● **Data items**
-=-=-=-=-

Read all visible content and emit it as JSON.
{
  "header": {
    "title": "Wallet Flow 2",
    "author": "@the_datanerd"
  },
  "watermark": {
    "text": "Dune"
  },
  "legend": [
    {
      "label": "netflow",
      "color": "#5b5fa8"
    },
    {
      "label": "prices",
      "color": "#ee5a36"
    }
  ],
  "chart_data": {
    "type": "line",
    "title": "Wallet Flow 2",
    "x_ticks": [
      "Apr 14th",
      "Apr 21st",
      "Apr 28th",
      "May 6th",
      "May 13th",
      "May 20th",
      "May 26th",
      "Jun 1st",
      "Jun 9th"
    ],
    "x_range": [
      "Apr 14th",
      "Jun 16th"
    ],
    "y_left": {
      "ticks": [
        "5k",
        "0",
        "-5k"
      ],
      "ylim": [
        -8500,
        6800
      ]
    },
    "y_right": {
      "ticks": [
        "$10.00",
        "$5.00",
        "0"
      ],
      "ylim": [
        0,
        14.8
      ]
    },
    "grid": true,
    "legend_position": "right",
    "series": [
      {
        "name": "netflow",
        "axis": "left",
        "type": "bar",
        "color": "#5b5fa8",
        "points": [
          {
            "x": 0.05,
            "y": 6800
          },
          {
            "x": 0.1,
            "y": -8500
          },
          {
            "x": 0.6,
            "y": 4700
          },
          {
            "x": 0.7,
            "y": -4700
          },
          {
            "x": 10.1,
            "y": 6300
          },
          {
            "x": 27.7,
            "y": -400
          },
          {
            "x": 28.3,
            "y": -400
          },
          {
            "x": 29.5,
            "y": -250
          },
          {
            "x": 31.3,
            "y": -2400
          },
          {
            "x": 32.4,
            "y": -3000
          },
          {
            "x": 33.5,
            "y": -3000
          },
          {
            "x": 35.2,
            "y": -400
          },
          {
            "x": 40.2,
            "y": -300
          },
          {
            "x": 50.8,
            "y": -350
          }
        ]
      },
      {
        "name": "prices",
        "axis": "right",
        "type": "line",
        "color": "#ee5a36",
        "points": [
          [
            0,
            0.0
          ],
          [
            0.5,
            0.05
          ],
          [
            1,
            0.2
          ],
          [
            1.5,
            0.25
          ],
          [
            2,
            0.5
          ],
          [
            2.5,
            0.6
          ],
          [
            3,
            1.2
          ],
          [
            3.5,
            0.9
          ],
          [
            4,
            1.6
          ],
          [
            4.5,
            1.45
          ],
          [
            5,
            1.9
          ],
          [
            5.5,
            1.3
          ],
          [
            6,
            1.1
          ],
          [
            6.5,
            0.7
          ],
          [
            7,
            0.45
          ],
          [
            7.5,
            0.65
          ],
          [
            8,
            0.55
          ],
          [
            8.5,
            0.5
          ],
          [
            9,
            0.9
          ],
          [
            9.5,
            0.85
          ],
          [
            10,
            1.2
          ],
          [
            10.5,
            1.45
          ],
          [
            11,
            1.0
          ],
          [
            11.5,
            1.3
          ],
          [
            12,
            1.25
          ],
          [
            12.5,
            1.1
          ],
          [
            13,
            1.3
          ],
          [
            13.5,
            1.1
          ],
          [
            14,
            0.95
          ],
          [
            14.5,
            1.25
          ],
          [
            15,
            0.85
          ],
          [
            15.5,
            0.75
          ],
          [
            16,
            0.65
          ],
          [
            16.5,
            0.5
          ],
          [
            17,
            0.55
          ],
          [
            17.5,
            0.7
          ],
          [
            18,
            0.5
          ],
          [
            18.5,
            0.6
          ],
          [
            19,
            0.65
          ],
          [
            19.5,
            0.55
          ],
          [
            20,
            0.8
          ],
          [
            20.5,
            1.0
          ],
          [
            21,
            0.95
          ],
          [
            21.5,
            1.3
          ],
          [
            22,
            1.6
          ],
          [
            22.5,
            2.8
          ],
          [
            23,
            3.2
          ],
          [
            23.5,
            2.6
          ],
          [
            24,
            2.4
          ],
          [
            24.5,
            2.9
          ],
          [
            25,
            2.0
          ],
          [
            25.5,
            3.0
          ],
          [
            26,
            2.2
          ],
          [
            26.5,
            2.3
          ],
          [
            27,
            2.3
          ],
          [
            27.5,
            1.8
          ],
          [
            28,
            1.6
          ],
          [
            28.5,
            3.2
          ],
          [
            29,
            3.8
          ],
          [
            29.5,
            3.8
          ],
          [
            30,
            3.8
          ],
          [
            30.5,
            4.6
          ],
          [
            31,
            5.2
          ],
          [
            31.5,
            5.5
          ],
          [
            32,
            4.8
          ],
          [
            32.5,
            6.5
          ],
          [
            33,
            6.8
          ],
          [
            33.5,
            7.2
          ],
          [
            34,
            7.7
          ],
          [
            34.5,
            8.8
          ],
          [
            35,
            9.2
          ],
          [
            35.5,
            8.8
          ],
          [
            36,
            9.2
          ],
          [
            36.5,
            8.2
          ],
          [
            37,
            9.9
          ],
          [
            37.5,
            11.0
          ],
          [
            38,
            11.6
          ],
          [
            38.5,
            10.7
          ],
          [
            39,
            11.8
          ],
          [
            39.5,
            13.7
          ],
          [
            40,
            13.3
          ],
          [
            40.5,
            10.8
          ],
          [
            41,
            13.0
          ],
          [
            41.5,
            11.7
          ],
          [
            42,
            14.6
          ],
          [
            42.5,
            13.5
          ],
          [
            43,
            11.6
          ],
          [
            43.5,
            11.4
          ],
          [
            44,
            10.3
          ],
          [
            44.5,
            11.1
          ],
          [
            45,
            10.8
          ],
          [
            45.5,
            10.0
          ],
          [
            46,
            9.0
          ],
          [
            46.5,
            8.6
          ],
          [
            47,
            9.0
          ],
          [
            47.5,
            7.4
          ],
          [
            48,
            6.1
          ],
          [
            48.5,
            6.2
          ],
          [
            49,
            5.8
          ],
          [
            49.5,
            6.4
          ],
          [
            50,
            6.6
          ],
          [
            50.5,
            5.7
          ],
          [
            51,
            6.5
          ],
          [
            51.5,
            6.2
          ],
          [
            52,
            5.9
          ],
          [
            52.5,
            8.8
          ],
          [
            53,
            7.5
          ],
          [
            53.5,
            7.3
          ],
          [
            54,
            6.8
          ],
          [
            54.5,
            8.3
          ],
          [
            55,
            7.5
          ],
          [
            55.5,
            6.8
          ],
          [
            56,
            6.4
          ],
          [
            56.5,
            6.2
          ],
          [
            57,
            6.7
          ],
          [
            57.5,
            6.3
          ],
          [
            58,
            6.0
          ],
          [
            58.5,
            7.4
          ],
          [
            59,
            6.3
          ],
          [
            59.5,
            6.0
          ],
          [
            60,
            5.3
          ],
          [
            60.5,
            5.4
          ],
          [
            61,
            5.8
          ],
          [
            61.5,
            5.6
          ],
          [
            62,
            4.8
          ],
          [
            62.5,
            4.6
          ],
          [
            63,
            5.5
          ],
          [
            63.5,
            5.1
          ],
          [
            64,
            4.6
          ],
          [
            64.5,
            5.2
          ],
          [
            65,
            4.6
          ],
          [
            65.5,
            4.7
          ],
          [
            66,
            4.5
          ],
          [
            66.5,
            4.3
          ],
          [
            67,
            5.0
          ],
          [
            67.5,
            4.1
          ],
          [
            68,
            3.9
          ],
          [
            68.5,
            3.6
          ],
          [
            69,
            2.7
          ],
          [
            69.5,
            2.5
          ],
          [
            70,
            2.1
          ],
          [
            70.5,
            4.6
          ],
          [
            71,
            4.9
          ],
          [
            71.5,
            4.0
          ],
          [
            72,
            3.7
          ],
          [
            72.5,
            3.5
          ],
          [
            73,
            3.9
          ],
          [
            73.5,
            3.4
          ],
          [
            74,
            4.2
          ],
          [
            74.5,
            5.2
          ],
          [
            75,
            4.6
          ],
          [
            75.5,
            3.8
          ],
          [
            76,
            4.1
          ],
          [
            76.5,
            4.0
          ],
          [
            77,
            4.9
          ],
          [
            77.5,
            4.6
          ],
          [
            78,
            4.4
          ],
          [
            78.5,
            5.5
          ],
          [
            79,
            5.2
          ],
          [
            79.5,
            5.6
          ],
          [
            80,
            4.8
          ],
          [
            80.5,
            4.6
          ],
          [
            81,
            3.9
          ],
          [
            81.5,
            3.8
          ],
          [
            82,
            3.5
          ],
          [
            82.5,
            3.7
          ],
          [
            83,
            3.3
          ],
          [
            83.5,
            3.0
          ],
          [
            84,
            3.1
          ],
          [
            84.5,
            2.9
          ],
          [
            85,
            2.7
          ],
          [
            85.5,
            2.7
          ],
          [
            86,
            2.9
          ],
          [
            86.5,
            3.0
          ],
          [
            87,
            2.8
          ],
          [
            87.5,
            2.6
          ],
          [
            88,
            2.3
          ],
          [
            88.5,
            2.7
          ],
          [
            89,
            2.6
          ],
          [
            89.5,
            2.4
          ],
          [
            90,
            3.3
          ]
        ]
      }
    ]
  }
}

-=-=-=-=-

● **Exercise description**
Wherever a line in the data above holds "color", copy that line.

● **Solved exercise**
      "color": "#5b5fa8"
      "color": "#ee5a36"
        "color": "#5b5fa8",
        "color": "#ee5a36",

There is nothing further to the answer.